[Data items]
□ □ □ □ □ □ □

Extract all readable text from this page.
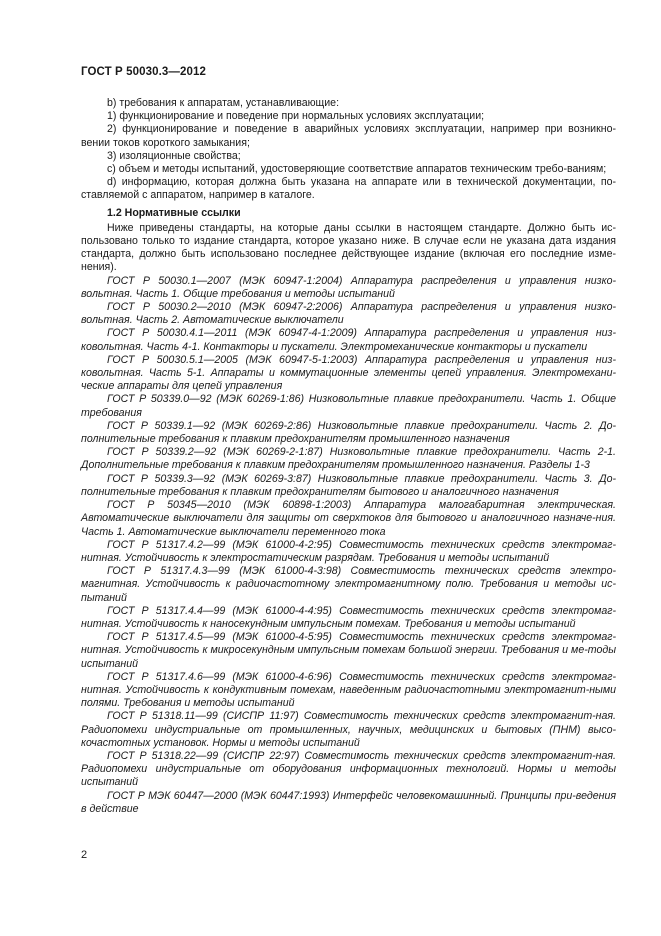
ГОСТ Р 50030.3—2012

b) требования к аппаратам, устанавливающие:

1) функционирование и поведение при нормальных условиях эксплуатации;

2) функционирование и поведение в аварийных условиях эксплуатации, например при возникно-вении токов короткого замыкания;

3) изоляционные свойства;

c) объем и методы испытаний, удостоверяющие соответствие аппаратов техническим требо-ваниям;

d) информацию, которая должна быть указана на аппарате или в технической документации, по-ставляемой с аппаратом, например в каталоге.

1.2 Нормативные ссылки

Ниже приведены стандарты, на которые даны ссылки в настоящем стандарте. Должно быть ис-пользовано только то издание стандарта, которое указано ниже. В случае если не указана дата издания стандарта, должно быть использовано последнее действующее издание (включая его последние изме-нения).

ГОСТ Р 50030.1—2007 (МЭК 60947-1:2004) Аппаратура распределения и управления низко-вольтная. Часть 1. Общие требования и методы испытаний

ГОСТ Р 50030.2—2010 (МЭК 60947-2:2006) Аппаратура распределения и управления низко-вольтная. Часть 2. Автоматические выключатели

ГОСТ Р 50030.4.1—2011 (МЭК 60947-4-1:2009) Аппаратура распределения и управления низ-ковольтная. Часть 4-1. Контакторы и пускатели. Электромеханические контакторы и пускатели

ГОСТ Р 50030.5.1—2005 (МЭК 60947-5-1:2003) Аппаратура распределения и управления низ-ковольтная. Часть 5-1. Аппараты и коммутационные элементы цепей управления. Электромехани-ческие аппараты для цепей управления

ГОСТ Р 50339.0—92 (МЭК 60269-1:86) Низковольтные плавкие предохранители. Часть 1. Общие требования

ГОСТ Р 50339.1—92 (МЭК 60269-2:86) Низковольтные плавкие предохранители. Часть 2. До-полнительные требования к плавким предохранителям промышленного назначения

ГОСТ Р 50339.2—92 (МЭК 60269-2-1:87) Низковольтные плавкие предохранители. Часть 2-1. Дополнительные требования к плавким предохранителям промышленного назначения. Разделы 1-3

ГОСТ Р 50339.3—92 (МЭК 60269-3:87) Низковольтные плавкие предохранители. Часть 3. До-полнительные требования к плавким предохранителям бытового и аналогичного назначения

ГОСТ Р 50345—2010 (МЭК 60898-1:2003) Аппаратура малогабаритная электрическая. Автоматические выключатели для защиты от сверхтоков для бытового и аналогичного назначе-ния. Часть 1. Автоматические выключатели переменного тока

ГОСТ Р 51317.4.2—99 (МЭК 61000-4-2:95) Совместимость технических средств электромаг-нитная. Устойчивость к электростатическим разрядам. Требования и методы испытаний

ГОСТ Р 51317.4.3—99 (МЭК 61000-4-3:98) Совместимость технических средств электро-магнитная. Устойчивость к радиочастотному электромагнитному полю. Требования и методы ис-пытаний

ГОСТ Р 51317.4.4—99 (МЭК 61000-4-4:95) Совместимость технических средств электромаг-нитная. Устойчивость к наносекундным импульсным помехам. Требования и методы испытаний

ГОСТ Р 51317.4.5—99 (МЭК 61000-4-5:95) Совместимость технических средств электромаг-нитная. Устойчивость к микросекундным импульсным помехам большой энергии. Требования и ме-тоды испытаний

ГОСТ Р 51317.4.6—99 (МЭК 61000-4-6:96) Совместимость технических средств электромаг-нитная. Устойчивость к кондуктивным помехам, наведенным радиочастотными электромагнит-ными полями. Требования и методы испытаний

ГОСТ Р 51318.11—99 (СИСПР 11:97) Совместимость технических средств электромагнит-ная. Радиопомехи индустриальные от промышленных, научных, медицинских и бытовых (ПНМ) высо-кочастотных установок. Нормы и методы испытаний

ГОСТ Р 51318.22—99 (СИСПР 22:97) Совместимость технических средств электромагнит-ная. Радиопомехи индустриальные от оборудования информационных технологий. Нормы и методы испытаний

ГОСТ Р МЭК 60447—2000 (МЭК 60447:1993) Интерфейс человекомашинный. Принципы при-ведения в действие

2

□ □ □ □ □ □ □

DIRECTION
Extract the full listing exactly, with the pictures left out.

SOLUTION TO THE PROBLEM
Extract all readable text from this page.
ГОСТ Р 50030.3—2012

b) требования к аппаратам, устанавливающие:

1) функционирование и поведение при нормальных условиях эксплуатации;

2) функционирование и поведение в аварийных условиях эксплуатации, например при возникно-вении токов короткого замыкания;

3) изоляционные свойства;

c) объем и методы испытаний, удостоверяющие соответствие аппаратов техническим требо-ваниям;

d) информацию, которая должна быть указана на аппарате или в технической документации, по-ставляемой с аппаратом, например в каталоге.

1.2 Нормативные ссылки

Ниже приведены стандарты, на которые даны ссылки в настоящем стандарте. Должно быть ис-пользовано только то издание стандарта, которое указано ниже. В случае если не указана дата издания стандарта, должно быть использовано последнее действующее издание (включая его последние изме-нения).

ГОСТ Р 50030.1—2007 (МЭК 60947-1:2004) Аппаратура распределения и управления низко-вольтная. Часть 1. Общие требования и методы испытаний

ГОСТ Р 50030.2—2010 (МЭК 60947-2:2006) Аппаратура распределения и управления низко-вольтная. Часть 2. Автоматические выключатели

ГОСТ Р 50030.4.1—2011 (МЭК 60947-4-1:2009) Аппаратура распределения и управления низ-ковольтная. Часть 4-1. Контакторы и пускатели. Электромеханические контакторы и пускатели

ГОСТ Р 50030.5.1—2005 (МЭК 60947-5-1:2003) Аппаратура распределения и управления низ-ковольтная. Часть 5-1. Аппараты и коммутационные элементы цепей управления. Электромехани-ческие аппараты для цепей управления

ГОСТ Р 50339.0—92 (МЭК 60269-1:86) Низковольтные плавкие предохранители. Часть 1. Общие требования

ГОСТ Р 50339.1—92 (МЭК 60269-2:86) Низковольтные плавкие предохранители. Часть 2. До-полнительные требования к плавким предохранителям промышленного назначения

ГОСТ Р 50339.2—92 (МЭК 60269-2-1:87) Низковольтные плавкие предохранители. Часть 2-1. Дополнительные требования к плавким предохранителям промышленного назначения. Разделы 1-3

ГОСТ Р 50339.3—92 (МЭК 60269-3:87) Низковольтные плавкие предохранители. Часть 3. До-полнительные требования к плавким предохранителям бытового и аналогичного назначения

ГОСТ Р 50345—2010 (МЭК 60898-1:2003) Аппаратура малогабаритная электрическая. Автоматические выключатели для защиты от сверхтоков для бытового и аналогичного назначе-ния. Часть 1. Автоматические выключатели переменного тока

ГОСТ Р 51317.4.2—99 (МЭК 61000-4-2:95) Совместимость технических средств электромаг-нитная. Устойчивость к электростатическим разрядам. Требования и методы испытаний

ГОСТ Р 51317.4.3—99 (МЭК 61000-4-3:98) Совместимость технических средств электро-магнитная. Устойчивость к радиочастотному электромагнитному полю. Требования и методы ис-пытаний

ГОСТ Р 51317.4.4—99 (МЭК 61000-4-4:95) Совместимость технических средств электромаг-нитная. Устойчивость к наносекундным импульсным помехам. Требования и методы испытаний

ГОСТ Р 51317.4.5—99 (МЭК 61000-4-5:95) Совместимость технических средств электромаг-нитная. Устойчивость к микросекундным импульсным помехам большой энергии. Требования и ме-тоды испытаний

ГОСТ Р 51317.4.6—99 (МЭК 61000-4-6:96) Совместимость технических средств электромаг-нитная. Устойчивость к кондуктивным помехам, наведенным радиочастотными электромагнит-ными полями. Требования и методы испытаний

ГОСТ Р 51318.11—99 (СИСПР 11:97) Совместимость технических средств электромагнит-ная. Радиопомехи индустриальные от промышленных, научных, медицинских и бытовых (ПНМ) высо-кочастотных установок. Нормы и методы испытаний

ГОСТ Р 51318.22—99 (СИСПР 22:97) Совместимость технических средств электромагнит-ная. Радиопомехи индустриальные от оборудования информационных технологий. Нормы и методы испытаний

ГОСТ Р МЭК 60447—2000 (МЭК 60447:1993) Интерфейс человекомашинный. Принципы при-ведения в действие

2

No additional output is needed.